[Start]

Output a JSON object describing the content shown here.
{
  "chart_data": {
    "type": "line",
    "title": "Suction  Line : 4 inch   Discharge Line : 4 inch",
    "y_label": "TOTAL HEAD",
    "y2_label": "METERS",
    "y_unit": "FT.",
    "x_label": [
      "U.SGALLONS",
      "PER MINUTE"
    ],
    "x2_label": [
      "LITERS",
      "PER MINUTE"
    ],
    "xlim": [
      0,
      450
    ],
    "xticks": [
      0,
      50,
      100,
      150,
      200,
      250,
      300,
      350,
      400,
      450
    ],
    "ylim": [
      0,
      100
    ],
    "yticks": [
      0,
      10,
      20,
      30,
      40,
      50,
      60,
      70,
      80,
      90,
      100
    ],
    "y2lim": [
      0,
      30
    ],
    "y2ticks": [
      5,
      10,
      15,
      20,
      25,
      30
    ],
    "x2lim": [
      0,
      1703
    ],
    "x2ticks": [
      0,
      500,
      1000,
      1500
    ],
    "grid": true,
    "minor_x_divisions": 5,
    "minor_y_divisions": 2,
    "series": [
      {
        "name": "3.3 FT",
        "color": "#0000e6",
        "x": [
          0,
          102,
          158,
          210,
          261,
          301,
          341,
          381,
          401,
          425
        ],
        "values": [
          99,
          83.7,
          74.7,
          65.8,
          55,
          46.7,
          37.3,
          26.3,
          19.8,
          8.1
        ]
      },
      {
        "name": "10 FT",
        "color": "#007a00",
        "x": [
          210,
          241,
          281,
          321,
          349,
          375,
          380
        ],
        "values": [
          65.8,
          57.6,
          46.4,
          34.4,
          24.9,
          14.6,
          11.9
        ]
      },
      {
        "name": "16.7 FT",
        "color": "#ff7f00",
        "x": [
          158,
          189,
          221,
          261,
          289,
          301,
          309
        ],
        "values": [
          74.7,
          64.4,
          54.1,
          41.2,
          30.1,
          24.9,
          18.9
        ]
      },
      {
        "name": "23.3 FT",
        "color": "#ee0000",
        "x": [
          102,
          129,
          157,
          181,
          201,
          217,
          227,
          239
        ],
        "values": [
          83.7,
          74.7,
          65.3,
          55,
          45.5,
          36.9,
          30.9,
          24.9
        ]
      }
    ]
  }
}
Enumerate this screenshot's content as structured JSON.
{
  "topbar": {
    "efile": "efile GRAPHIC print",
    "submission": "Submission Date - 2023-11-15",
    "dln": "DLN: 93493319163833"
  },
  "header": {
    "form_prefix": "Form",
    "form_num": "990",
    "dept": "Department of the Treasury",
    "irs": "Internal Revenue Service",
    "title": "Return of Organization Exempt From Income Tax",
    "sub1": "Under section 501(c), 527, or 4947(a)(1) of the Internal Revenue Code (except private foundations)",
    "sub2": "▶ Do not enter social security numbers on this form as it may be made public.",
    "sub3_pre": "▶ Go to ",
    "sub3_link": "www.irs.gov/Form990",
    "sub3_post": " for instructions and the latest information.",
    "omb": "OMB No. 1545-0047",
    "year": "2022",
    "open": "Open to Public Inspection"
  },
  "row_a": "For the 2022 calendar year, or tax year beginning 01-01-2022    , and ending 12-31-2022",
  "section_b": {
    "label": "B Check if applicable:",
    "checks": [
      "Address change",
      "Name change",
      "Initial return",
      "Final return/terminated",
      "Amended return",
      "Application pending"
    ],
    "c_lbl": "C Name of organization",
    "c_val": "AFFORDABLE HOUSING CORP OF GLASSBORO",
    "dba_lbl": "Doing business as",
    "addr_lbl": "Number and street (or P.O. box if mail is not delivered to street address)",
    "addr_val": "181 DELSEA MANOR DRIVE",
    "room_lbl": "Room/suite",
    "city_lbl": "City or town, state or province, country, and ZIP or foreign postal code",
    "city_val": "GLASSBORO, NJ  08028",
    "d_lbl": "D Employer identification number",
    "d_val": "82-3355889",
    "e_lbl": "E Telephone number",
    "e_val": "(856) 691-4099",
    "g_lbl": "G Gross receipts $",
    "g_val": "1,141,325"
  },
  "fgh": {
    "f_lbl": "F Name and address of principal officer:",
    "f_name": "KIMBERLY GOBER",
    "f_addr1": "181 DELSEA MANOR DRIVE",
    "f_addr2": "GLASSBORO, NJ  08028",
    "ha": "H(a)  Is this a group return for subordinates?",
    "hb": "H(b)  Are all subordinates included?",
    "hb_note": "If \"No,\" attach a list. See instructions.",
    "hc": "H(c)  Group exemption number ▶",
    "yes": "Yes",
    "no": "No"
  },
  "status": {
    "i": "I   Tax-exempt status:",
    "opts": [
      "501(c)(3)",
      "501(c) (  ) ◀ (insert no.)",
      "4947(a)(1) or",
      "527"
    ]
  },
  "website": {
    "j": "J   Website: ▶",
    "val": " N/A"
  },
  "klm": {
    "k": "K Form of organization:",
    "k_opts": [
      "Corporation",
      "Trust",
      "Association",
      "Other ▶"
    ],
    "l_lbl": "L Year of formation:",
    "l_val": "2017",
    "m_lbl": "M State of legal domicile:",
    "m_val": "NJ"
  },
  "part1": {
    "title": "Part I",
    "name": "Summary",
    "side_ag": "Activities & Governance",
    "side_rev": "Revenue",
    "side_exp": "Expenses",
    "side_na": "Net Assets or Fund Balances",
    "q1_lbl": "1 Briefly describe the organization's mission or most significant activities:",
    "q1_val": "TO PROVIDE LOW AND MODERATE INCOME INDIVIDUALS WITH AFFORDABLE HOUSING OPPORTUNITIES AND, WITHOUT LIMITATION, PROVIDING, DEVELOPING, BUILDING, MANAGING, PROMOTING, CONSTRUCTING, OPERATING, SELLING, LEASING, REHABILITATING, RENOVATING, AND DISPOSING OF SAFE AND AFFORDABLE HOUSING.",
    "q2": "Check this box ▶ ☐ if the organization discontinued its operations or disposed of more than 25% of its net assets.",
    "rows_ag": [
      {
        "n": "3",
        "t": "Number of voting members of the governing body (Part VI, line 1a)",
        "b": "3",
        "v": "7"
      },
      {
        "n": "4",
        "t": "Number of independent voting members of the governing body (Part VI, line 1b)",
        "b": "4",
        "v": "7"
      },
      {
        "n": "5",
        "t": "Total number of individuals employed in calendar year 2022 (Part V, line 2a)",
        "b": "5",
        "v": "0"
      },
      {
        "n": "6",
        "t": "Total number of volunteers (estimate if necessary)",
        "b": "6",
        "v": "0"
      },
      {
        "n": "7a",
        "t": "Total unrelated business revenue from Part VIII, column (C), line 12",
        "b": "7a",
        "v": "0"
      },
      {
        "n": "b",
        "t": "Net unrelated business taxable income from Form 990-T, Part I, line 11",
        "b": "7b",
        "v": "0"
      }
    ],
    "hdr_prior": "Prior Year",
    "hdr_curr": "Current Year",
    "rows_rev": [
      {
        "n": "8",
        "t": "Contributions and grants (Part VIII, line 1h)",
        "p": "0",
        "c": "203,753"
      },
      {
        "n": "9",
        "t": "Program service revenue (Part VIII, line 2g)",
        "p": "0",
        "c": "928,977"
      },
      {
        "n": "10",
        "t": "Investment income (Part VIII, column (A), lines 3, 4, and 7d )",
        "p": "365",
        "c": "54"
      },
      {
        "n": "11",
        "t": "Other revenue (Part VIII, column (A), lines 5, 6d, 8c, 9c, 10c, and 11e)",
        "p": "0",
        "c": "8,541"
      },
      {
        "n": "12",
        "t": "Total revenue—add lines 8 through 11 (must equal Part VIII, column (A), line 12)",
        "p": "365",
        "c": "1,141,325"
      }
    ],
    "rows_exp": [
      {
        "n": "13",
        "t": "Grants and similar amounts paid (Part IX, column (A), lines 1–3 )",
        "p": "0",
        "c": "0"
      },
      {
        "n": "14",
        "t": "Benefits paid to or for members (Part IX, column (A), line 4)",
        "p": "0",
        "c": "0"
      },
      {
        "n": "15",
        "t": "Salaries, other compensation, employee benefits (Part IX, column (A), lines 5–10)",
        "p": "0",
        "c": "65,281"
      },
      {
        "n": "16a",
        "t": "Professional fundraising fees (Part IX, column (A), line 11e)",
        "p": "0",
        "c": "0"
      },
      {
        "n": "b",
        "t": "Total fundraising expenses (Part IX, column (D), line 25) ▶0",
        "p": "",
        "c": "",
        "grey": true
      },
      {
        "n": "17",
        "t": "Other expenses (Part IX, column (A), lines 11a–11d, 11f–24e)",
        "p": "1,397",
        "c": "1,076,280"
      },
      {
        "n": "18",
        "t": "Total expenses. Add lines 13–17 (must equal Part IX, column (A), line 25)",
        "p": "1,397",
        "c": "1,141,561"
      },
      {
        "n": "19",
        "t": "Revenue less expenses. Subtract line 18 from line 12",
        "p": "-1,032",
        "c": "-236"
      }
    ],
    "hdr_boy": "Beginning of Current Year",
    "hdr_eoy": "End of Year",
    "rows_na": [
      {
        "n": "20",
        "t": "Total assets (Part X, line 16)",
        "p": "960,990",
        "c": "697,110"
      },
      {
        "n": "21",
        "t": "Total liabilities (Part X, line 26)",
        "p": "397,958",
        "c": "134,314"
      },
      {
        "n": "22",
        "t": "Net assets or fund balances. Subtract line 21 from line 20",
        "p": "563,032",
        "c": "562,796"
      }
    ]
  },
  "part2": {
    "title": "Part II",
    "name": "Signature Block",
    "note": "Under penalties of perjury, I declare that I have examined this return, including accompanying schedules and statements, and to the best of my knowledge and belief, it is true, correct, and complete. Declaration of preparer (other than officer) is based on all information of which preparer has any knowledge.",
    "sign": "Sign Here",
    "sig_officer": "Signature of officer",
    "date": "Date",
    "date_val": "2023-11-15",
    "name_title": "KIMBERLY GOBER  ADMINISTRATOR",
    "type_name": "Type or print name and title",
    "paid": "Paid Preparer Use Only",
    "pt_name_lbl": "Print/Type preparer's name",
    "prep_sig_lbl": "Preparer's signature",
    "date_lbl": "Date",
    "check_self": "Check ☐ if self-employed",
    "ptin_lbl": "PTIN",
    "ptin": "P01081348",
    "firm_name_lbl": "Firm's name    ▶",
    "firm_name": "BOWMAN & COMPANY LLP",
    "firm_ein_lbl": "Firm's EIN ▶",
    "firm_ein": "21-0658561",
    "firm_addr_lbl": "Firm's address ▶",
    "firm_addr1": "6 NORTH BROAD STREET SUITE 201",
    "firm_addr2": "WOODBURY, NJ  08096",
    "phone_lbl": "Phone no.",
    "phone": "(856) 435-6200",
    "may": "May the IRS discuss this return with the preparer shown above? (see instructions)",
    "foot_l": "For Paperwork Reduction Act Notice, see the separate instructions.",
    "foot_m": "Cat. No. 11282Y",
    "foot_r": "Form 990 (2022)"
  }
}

[End]

Go through the entries above and pull out each line with "true" in it.

TASK ANSWER -
    "grid": true,
        "grey": true
    "note": "Under penalties of perjury, I declare that I have examined this return, including accompanying schedules and statements, and to the best of my knowledge and belief, it is true, correct, and complete. Declaration of preparer (other than officer) is based on all information of which preparer has any knowledge.",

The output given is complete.